◆ Exercise
Find all lines in the listing that include the word "made", then copy them.

══ Dataset ══

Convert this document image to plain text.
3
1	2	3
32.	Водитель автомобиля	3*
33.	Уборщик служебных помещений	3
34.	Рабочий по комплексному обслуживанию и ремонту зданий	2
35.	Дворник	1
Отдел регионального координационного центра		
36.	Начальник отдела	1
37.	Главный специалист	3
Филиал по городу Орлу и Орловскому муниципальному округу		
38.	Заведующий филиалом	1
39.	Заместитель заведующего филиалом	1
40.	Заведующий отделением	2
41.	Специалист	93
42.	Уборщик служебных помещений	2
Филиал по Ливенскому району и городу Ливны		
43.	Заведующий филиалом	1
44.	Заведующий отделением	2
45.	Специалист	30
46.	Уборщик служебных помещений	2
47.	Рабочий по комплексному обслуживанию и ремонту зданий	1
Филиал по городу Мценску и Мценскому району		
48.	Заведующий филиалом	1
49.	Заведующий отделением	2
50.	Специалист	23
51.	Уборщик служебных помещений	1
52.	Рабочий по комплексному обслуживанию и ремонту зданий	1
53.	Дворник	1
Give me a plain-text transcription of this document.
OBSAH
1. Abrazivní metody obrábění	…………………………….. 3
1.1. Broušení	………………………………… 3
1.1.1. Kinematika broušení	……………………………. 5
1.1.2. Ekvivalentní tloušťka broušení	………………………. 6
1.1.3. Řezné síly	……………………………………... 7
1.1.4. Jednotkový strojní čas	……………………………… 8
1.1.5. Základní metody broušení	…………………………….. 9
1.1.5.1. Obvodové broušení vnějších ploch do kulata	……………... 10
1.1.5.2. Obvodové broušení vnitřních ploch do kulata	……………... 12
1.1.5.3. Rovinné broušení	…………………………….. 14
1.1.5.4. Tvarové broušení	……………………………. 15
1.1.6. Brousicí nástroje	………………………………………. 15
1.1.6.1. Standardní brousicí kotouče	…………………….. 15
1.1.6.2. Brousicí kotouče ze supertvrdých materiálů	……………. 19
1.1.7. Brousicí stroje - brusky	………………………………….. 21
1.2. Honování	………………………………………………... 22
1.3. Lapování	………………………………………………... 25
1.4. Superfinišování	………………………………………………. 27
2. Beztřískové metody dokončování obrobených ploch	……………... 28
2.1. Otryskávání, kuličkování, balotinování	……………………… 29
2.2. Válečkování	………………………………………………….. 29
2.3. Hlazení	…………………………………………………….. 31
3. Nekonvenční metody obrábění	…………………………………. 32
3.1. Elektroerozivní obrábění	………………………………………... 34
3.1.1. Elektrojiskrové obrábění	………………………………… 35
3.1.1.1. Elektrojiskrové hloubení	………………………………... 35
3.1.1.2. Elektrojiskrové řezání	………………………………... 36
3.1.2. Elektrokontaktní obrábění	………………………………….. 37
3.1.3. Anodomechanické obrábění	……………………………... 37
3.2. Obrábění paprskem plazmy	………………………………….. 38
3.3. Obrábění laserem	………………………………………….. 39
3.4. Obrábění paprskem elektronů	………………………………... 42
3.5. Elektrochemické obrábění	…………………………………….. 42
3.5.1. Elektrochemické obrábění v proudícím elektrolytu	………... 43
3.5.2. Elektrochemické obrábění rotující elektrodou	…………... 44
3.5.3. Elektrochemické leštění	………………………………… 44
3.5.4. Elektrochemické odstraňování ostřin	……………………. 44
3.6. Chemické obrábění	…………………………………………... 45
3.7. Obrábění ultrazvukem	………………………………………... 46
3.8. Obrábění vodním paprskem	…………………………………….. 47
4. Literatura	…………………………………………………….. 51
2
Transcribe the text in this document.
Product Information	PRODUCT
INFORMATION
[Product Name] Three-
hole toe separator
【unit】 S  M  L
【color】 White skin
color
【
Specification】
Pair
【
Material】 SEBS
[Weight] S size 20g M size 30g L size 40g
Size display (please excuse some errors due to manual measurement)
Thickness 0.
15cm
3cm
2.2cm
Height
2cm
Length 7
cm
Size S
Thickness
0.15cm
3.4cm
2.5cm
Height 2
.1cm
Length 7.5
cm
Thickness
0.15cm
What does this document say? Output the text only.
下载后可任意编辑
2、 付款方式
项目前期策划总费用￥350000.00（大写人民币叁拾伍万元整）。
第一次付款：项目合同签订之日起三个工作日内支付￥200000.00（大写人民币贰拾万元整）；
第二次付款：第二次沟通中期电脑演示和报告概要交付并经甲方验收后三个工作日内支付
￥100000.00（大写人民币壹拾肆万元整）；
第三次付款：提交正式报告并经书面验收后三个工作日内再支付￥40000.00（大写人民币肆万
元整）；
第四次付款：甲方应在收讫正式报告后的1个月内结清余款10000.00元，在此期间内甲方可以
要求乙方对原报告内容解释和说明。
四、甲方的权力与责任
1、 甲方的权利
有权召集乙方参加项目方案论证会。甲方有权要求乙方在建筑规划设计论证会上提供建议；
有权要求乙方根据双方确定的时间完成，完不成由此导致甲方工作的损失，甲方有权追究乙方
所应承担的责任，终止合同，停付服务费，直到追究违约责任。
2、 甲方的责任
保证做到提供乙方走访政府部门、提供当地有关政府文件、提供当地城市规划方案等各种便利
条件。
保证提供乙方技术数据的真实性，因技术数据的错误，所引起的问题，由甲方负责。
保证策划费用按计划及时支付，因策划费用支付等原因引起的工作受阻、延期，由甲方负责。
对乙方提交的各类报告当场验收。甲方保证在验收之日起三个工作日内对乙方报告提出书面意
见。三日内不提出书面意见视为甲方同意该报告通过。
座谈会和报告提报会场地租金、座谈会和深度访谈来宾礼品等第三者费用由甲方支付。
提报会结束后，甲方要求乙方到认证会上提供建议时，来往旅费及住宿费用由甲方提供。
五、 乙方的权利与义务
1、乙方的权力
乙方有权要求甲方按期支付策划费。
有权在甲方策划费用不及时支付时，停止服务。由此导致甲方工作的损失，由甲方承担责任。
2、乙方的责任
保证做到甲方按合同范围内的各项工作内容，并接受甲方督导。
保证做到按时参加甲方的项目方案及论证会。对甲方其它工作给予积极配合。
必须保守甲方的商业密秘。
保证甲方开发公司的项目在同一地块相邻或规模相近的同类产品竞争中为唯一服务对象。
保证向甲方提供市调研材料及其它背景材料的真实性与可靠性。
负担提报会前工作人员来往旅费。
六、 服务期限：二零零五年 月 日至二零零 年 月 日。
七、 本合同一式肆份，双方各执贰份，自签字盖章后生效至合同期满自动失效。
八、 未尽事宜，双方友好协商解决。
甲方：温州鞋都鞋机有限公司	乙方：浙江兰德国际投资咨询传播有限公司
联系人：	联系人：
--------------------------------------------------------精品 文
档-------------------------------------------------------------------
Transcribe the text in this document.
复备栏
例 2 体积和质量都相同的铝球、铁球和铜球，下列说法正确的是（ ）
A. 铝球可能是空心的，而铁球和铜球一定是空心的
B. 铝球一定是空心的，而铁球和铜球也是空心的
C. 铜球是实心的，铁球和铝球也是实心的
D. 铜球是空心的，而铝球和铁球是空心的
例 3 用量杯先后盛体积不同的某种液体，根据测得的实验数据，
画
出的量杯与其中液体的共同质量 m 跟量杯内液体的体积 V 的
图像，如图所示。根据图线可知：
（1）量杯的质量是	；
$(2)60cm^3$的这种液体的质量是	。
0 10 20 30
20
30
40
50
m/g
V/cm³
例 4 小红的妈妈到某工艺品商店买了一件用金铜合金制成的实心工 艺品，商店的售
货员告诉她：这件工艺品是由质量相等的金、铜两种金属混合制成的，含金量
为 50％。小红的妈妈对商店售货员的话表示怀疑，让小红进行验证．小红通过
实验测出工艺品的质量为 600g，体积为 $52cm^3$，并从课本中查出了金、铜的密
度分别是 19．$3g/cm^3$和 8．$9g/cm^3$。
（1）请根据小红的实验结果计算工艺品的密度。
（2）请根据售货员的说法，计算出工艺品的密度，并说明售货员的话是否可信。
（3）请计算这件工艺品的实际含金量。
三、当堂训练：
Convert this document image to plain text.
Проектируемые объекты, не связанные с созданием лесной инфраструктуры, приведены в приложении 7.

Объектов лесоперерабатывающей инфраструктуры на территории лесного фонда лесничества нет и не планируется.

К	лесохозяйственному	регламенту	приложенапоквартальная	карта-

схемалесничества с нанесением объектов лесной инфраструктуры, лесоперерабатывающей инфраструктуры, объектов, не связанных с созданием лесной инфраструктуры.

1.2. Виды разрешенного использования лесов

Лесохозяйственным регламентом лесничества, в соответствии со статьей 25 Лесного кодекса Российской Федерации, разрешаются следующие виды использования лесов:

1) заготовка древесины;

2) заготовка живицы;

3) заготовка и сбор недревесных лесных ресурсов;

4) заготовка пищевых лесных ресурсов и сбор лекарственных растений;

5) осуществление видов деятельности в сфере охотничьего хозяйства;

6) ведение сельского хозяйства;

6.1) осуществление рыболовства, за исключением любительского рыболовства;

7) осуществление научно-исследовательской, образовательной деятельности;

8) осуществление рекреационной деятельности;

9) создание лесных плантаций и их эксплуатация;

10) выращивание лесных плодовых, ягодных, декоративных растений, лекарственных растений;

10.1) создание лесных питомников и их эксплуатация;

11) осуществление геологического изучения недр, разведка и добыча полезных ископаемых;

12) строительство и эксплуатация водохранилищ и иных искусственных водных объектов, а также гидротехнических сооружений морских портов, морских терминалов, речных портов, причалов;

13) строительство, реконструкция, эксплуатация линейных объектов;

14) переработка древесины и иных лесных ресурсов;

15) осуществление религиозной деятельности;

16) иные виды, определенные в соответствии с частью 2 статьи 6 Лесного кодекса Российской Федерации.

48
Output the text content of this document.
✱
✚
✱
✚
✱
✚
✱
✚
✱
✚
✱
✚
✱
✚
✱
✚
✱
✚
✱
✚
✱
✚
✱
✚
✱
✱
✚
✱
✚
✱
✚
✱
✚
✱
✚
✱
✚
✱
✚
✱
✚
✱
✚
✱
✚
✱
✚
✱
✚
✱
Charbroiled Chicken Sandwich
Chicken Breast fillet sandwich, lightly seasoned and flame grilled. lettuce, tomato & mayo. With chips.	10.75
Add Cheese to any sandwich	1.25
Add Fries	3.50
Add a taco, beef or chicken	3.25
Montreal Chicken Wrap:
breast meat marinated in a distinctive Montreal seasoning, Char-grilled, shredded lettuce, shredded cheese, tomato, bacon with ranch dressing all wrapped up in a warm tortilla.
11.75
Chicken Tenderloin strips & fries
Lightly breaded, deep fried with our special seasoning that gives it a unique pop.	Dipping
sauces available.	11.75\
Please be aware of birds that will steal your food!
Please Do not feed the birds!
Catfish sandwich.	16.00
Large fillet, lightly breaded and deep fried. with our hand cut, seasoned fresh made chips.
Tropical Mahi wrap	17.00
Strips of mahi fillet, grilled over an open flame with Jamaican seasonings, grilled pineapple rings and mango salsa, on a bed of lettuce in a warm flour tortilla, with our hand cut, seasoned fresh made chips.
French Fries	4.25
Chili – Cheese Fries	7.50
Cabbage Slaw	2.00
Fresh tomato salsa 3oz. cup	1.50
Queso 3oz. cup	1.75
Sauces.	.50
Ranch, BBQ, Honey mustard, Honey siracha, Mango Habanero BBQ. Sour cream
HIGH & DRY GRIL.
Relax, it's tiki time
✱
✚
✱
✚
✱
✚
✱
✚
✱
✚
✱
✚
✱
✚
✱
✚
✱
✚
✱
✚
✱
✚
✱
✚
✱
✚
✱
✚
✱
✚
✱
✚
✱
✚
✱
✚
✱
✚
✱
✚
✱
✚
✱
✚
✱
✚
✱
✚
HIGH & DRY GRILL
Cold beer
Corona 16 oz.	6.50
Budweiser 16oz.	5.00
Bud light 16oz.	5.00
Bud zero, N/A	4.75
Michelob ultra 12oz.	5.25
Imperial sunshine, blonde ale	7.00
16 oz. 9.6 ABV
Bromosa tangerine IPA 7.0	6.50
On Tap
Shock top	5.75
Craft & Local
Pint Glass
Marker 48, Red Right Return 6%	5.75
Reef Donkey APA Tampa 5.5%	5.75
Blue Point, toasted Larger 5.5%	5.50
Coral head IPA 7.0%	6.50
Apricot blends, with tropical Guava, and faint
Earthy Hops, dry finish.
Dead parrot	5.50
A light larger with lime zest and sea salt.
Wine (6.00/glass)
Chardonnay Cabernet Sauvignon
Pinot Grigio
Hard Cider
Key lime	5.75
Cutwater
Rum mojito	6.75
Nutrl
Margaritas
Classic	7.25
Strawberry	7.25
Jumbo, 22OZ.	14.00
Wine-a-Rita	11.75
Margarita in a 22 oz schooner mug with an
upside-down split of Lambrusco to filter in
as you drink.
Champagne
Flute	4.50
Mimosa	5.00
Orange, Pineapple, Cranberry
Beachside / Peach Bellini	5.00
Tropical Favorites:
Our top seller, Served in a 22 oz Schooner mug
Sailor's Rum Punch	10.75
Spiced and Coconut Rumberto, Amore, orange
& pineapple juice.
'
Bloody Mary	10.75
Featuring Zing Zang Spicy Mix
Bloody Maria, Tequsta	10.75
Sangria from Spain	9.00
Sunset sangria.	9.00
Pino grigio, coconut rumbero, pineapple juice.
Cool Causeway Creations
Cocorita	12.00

═══

◆ Completed task
Large fillet, lightly breaded and deep fried. with our hand cut, seasoned fresh made chips.
Strips of mahi fillet, grilled over an open flame with Jamaican seasonings, grilled pineapple rings and mango salsa, on a bed of lettuce in a warm flour tortilla, with our hand cut, seasoned fresh made chips.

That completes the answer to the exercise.